Go through the records and give each one again exactly.

··· The data ···

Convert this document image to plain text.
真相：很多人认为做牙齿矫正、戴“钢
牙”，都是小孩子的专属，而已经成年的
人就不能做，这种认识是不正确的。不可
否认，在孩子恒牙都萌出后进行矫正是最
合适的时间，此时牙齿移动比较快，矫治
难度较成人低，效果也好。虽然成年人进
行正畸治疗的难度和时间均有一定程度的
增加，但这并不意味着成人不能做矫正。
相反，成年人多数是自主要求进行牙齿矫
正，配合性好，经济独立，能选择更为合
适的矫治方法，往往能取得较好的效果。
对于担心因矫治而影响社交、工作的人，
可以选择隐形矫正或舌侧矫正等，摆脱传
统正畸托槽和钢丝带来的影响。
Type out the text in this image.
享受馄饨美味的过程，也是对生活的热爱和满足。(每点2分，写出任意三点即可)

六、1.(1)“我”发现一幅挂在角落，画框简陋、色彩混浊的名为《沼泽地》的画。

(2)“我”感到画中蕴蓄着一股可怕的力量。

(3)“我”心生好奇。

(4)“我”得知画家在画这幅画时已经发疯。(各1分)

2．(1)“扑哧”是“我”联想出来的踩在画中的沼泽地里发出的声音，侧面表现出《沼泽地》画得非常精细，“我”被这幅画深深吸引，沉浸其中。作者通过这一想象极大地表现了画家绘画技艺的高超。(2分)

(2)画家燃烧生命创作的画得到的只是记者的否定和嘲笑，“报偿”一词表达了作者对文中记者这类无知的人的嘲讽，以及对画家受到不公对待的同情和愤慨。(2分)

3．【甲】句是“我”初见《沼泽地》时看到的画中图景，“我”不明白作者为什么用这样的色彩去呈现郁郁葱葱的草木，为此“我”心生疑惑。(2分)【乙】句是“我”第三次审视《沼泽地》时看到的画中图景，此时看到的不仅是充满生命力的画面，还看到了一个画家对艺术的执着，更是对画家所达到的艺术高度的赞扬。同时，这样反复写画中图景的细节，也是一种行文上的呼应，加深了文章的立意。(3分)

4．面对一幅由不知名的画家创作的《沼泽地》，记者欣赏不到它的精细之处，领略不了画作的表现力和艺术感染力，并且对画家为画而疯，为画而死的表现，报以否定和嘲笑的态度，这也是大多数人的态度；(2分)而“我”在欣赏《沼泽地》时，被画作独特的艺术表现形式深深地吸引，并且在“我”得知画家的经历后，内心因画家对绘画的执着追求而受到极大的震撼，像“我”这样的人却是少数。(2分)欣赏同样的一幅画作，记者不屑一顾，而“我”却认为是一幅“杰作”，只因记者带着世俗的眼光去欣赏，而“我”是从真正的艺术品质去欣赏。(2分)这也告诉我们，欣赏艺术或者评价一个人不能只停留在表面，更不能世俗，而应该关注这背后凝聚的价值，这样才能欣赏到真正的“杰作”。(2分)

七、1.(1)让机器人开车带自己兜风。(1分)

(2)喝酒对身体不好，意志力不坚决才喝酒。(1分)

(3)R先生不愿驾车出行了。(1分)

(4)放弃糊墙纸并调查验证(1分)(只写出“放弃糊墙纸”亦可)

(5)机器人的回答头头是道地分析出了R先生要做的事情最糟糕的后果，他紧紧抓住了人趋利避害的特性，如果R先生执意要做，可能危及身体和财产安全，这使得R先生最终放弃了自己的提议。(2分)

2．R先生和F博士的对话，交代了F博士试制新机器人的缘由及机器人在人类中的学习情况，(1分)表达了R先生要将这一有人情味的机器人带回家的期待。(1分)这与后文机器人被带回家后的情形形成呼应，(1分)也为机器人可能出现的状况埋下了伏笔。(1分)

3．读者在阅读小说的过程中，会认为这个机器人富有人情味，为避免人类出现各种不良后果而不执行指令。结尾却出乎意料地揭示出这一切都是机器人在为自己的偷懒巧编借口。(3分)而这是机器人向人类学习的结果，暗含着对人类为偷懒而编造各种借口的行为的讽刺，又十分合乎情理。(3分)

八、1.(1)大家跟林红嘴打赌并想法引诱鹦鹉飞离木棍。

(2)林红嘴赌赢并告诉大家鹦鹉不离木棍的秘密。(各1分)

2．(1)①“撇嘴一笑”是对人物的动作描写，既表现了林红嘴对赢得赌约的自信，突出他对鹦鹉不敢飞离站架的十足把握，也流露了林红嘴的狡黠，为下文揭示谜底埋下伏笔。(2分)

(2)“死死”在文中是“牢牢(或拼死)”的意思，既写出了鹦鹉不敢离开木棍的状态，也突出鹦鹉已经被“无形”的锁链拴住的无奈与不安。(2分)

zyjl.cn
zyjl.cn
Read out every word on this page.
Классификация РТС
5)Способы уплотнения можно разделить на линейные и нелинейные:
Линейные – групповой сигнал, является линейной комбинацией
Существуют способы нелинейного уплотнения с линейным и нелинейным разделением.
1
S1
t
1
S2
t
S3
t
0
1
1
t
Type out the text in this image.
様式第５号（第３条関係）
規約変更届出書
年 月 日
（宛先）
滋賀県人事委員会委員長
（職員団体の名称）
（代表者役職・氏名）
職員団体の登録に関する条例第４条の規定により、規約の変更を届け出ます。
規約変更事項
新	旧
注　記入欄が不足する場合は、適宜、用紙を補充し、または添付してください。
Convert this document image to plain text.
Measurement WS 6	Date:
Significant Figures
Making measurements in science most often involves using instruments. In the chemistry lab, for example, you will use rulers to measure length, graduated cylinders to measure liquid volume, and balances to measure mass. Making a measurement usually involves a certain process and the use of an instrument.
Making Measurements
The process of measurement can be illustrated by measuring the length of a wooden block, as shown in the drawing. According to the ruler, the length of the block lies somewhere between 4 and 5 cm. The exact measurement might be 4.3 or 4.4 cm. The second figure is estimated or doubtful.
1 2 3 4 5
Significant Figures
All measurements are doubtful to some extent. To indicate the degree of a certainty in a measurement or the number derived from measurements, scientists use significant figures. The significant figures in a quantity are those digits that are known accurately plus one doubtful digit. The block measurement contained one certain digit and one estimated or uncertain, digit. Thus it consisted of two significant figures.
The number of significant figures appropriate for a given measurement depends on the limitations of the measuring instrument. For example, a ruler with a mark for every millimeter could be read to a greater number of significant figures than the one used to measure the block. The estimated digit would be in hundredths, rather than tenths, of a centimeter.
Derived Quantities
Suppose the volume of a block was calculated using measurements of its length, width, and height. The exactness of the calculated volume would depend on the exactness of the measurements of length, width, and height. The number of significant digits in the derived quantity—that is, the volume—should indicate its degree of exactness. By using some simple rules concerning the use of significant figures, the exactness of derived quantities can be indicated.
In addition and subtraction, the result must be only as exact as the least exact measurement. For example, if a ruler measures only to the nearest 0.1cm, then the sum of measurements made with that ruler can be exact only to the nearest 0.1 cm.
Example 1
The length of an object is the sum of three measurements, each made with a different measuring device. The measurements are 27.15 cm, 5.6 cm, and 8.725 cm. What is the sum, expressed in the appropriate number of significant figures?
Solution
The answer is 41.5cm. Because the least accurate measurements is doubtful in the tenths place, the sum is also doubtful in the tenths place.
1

···

Task result:
Convert this document image to plain text.
真相：很多人认为做牙齿矫正、戴“钢
牙”，都是小孩子的专属，而已经成年的
人就不能做，这种认识是不正确的。不可
否认，在孩子恒牙都萌出后进行矫正是最
合适的时间，此时牙齿移动比较快，矫治
难度较成人低，效果也好。虽然成年人进
行正畸治疗的难度和时间均有一定程度的
增加，但这并不意味着成人不能做矫正。
相反，成年人多数是自主要求进行牙齿矫
正，配合性好，经济独立，能选择更为合
适的矫治方法，往往能取得较好的效果。
对于担心因矫治而影响社交、工作的人，
可以选择隐形矫正或舌侧矫正等，摆脱传
统正畸托槽和钢丝带来的影响。
Type out the text in this image.
享受馄饨美味的过程，也是对生活的热爱和满足。(每点2分，写出任意三点即可)

六、1.(1)“我”发现一幅挂在角落，画框简陋、色彩混浊的名为《沼泽地》的画。

(2)“我”感到画中蕴蓄着一股可怕的力量。

(3)“我”心生好奇。

(4)“我”得知画家在画这幅画时已经发疯。(各1分)

2．(1)“扑哧”是“我”联想出来的踩在画中的沼泽地里发出的声音，侧面表现出《沼泽地》画得非常精细，“我”被这幅画深深吸引，沉浸其中。作者通过这一想象极大地表现了画家绘画技艺的高超。(2分)

(2)画家燃烧生命创作的画得到的只是记者的否定和嘲笑，“报偿”一词表达了作者对文中记者这类无知的人的嘲讽，以及对画家受到不公对待的同情和愤慨。(2分)

3．【甲】句是“我”初见《沼泽地》时看到的画中图景，“我”不明白作者为什么用这样的色彩去呈现郁郁葱葱的草木，为此“我”心生疑惑。(2分)【乙】句是“我”第三次审视《沼泽地》时看到的画中图景，此时看到的不仅是充满生命力的画面，还看到了一个画家对艺术的执着，更是对画家所达到的艺术高度的赞扬。同时，这样反复写画中图景的细节，也是一种行文上的呼应，加深了文章的立意。(3分)

4．面对一幅由不知名的画家创作的《沼泽地》，记者欣赏不到它的精细之处，领略不了画作的表现力和艺术感染力，并且对画家为画而疯，为画而死的表现，报以否定和嘲笑的态度，这也是大多数人的态度；(2分)而“我”在欣赏《沼泽地》时，被画作独特的艺术表现形式深深地吸引，并且在“我”得知画家的经历后，内心因画家对绘画的执着追求而受到极大的震撼，像“我”这样的人却是少数。(2分)欣赏同样的一幅画作，记者不屑一顾，而“我”却认为是一幅“杰作”，只因记者带着世俗的眼光去欣赏，而“我”是从真正的艺术品质去欣赏。(2分)这也告诉我们，欣赏艺术或者评价一个人不能只停留在表面，更不能世俗，而应该关注这背后凝聚的价值，这样才能欣赏到真正的“杰作”。(2分)

七、1.(1)让机器人开车带自己兜风。(1分)

(2)喝酒对身体不好，意志力不坚决才喝酒。(1分)

(3)R先生不愿驾车出行了。(1分)

(4)放弃糊墙纸并调查验证(1分)(只写出“放弃糊墙纸”亦可)

(5)机器人的回答头头是道地分析出了R先生要做的事情最糟糕的后果，他紧紧抓住了人趋利避害的特性，如果R先生执意要做，可能危及身体和财产安全，这使得R先生最终放弃了自己的提议。(2分)

2．R先生和F博士的对话，交代了F博士试制新机器人的缘由及机器人在人类中的学习情况，(1分)表达了R先生要将这一有人情味的机器人带回家的期待。(1分)这与后文机器人被带回家后的情形形成呼应，(1分)也为机器人可能出现的状况埋下了伏笔。(1分)

3．读者在阅读小说的过程中，会认为这个机器人富有人情味，为避免人类出现各种不良后果而不执行指令。结尾却出乎意料地揭示出这一切都是机器人在为自己的偷懒巧编借口。(3分)而这是机器人向人类学习的结果，暗含着对人类为偷懒而编造各种借口的行为的讽刺，又十分合乎情理。(3分)

八、1.(1)大家跟林红嘴打赌并想法引诱鹦鹉飞离木棍。

(2)林红嘴赌赢并告诉大家鹦鹉不离木棍的秘密。(各1分)

2．(1)①“撇嘴一笑”是对人物的动作描写，既表现了林红嘴对赢得赌约的自信，突出他对鹦鹉不敢飞离站架的十足把握，也流露了林红嘴的狡黠，为下文揭示谜底埋下伏笔。(2分)

(2)“死死”在文中是“牢牢(或拼死)”的意思，既写出了鹦鹉不敢离开木棍的状态，也突出鹦鹉已经被“无形”的锁链拴住的无奈与不安。(2分)

zyjl.cn
zyjl.cn
Read out every word on this page.
Классификация РТС
5)Способы уплотнения можно разделить на линейные и нелинейные:
Линейные – групповой сигнал, является линейной комбинацией
Существуют способы нелинейного уплотнения с линейным и нелинейным разделением.
1
S1
t
1
S2
t
S3
t
0
1
1
t
Type out the text in this image.
様式第５号（第３条関係）
規約変更届出書
年 月 日
（宛先）
滋賀県人事委員会委員長
（職員団体の名称）
（代表者役職・氏名）
職員団体の登録に関する条例第４条の規定により、規約の変更を届け出ます。
規約変更事項
新	旧
注　記入欄が不足する場合は、適宜、用紙を補充し、または添付してください。
Convert this document image to plain text.
Measurement WS 6	Date:
Significant Figures
Making measurements in science most often involves using instruments. In the chemistry lab, for example, you will use rulers to measure length, graduated cylinders to measure liquid volume, and balances to measure mass. Making a measurement usually involves a certain process and the use of an instrument.
Making Measurements
The process of measurement can be illustrated by measuring the length of a wooden block, as shown in the drawing. According to the ruler, the length of the block lies somewhere between 4 and 5 cm. The exact measurement might be 4.3 or 4.4 cm. The second figure is estimated or doubtful.
1 2 3 4 5
Significant Figures
All measurements are doubtful to some extent. To indicate the degree of a certainty in a measurement or the number derived from measurements, scientists use significant figures. The significant figures in a quantity are those digits that are known accurately plus one doubtful digit. The block measurement contained one certain digit and one estimated or uncertain, digit. Thus it consisted of two significant figures.
The number of significant figures appropriate for a given measurement depends on the limitations of the measuring instrument. For example, a ruler with a mark for every millimeter could be read to a greater number of significant figures than the one used to measure the block. The estimated digit would be in hundredths, rather than tenths, of a centimeter.
Derived Quantities
Suppose the volume of a block was calculated using measurements of its length, width, and height. The exactness of the calculated volume would depend on the exactness of the measurements of length, width, and height. The number of significant digits in the derived quantity—that is, the volume—should indicate its degree of exactness. By using some simple rules concerning the use of significant figures, the exactness of derived quantities can be indicated.
In addition and subtraction, the result must be only as exact as the least exact measurement. For example, if a ruler measures only to the nearest 0.1cm, then the sum of measurements made with that ruler can be exact only to the nearest 0.1 cm.
Example 1
The length of an object is the sum of three measurements, each made with a different measuring device. The measurements are 27.15 cm, 5.6 cm, and 8.725 cm. What is the sum, expressed in the appropriate number of significant figures?
Solution
The answer is 41.5cm. Because the least accurate measurements is doubtful in the tenths place, the sum is also doubtful in the tenths place.
1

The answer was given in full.